## Source document

Next up lets use a specular highlight to add a glowy reaction to light. I've already multiplied the underlying layer by the facing ratio (see the Ci calc) however we can do more...

Here's what it looks like with a basic specular component, I've added a few more inputs for spec level and roughness.


Not too great, but we'll use this as the basis for starting to work with the pearlescent metallic layer. I guess we could leave this there with a relatively low intensity just to give a bit of a specular sheen that looks like it belongs to the shellac layer of paint.

How to get varying noise in the pearlescent hilight? An easy way is to plug noise into the roughness of a spec function:

roughness = noise(s*250,t*250);
color specColor = specular(nf, i, roughness / 3);

After adding the noise function and setting some more inputs, this is what we get!


Things still aren't right around the grazing angles of the sphere, you can see how we get somewhat bright and unseemly hilights there, but it will do for now. Playing with the inputs we get some variations:


Plugging this into Maya, using a model and some spots + a key, we get this:

Getting this to work at home with RPS 14.0, RMS 1.x and a floating license was... a journey. I had to get maya and RPS to play with Alfred and Maitre-d (the job scheduling and arbitration server/s), explanation to come...

## How to complete this task
Quote the stretch of the pearlescent shader write-up above from "Not too great, but" through "what we get!".

## Material provided
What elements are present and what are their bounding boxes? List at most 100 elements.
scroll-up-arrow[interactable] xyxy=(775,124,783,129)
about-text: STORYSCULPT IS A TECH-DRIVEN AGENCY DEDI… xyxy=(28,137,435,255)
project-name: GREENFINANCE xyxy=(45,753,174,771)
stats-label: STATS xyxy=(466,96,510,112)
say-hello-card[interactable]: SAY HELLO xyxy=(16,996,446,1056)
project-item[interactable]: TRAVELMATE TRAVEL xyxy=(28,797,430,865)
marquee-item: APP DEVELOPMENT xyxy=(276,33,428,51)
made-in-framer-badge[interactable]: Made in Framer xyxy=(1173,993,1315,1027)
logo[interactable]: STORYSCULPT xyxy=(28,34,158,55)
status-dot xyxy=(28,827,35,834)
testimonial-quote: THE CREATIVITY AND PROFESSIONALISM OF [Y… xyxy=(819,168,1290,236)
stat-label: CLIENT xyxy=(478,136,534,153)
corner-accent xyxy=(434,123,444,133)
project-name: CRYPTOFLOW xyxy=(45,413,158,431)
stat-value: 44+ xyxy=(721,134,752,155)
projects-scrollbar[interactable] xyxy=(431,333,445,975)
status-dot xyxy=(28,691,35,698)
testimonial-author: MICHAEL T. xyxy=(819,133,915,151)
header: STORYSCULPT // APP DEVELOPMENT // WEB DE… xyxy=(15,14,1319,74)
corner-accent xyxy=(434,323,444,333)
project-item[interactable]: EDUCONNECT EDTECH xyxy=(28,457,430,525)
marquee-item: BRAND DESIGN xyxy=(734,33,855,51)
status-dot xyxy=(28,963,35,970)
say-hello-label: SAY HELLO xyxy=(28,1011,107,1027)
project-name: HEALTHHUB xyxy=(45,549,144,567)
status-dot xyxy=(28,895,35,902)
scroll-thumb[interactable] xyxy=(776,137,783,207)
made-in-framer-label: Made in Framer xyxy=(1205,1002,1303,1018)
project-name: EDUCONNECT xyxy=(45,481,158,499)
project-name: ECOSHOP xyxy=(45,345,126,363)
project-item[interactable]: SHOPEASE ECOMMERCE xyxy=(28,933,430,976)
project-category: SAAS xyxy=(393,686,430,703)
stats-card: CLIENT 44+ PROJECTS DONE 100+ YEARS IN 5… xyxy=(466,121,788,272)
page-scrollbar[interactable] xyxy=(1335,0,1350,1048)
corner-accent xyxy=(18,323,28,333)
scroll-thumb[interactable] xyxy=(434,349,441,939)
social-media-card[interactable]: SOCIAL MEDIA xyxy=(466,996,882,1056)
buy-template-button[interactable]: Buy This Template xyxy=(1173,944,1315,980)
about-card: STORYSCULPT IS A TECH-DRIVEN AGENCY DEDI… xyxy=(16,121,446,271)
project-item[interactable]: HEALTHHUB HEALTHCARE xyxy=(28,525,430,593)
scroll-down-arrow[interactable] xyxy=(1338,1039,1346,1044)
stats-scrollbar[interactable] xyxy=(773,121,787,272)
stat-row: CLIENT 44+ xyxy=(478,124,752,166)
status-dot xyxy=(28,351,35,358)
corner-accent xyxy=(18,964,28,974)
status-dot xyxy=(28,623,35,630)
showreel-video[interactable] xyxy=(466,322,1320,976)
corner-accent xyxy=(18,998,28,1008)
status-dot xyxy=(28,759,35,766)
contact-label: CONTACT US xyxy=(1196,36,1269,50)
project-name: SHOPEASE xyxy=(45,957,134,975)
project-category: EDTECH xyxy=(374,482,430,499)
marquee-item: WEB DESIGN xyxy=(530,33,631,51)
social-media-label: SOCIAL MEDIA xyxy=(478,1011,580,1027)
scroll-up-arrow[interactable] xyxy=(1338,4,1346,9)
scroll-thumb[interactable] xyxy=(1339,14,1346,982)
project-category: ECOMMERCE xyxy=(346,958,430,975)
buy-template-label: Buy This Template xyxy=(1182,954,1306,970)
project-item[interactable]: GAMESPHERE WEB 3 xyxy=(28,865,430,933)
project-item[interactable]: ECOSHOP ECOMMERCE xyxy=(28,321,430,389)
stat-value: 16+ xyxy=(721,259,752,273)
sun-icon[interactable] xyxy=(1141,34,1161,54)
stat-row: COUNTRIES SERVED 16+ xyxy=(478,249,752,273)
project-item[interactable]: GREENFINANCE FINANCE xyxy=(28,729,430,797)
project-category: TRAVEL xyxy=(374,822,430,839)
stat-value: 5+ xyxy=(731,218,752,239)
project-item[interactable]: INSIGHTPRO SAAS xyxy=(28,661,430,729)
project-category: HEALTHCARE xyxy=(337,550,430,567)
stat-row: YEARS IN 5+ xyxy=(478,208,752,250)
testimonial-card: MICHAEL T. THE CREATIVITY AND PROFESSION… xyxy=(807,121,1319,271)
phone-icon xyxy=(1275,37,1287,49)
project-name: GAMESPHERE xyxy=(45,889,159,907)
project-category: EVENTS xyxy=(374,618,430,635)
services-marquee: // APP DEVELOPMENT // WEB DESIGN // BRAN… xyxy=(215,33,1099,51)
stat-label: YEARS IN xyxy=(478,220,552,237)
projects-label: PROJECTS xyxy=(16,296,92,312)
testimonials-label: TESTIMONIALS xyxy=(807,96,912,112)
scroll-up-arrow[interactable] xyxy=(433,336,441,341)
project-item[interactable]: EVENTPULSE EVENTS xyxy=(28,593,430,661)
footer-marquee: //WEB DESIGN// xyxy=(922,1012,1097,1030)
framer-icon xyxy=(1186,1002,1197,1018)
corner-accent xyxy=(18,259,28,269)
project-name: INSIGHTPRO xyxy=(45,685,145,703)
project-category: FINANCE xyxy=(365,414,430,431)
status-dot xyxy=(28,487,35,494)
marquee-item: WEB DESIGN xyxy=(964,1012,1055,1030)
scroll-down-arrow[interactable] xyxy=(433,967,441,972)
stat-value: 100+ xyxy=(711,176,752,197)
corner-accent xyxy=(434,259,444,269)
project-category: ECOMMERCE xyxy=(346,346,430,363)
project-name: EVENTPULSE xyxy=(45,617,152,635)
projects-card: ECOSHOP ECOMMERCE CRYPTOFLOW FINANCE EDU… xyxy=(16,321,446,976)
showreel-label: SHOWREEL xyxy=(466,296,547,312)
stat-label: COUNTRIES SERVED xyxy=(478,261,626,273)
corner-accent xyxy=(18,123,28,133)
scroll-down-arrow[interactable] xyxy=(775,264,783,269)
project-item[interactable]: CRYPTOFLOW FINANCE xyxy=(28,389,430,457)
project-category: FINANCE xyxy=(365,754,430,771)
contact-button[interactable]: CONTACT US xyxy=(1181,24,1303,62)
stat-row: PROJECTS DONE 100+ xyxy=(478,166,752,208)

## Solution to the problem
Not too great, but we'll use this as the basis for starting to work with the pearlescent metallic layer. I guess we could leave this there with a relatively low intensity just to give a bit of a specular sheen that looks like it belongs to the shellac layer of paint.

How to get varying noise in the pearlescent hilight? An easy way is to plug noise into the roughness of a spec function:

roughness = noise(s*250,t*250);
color specColor = specular(nf, i, roughness / 3);

After adding the noise function and setting some more inputs, this is what we get!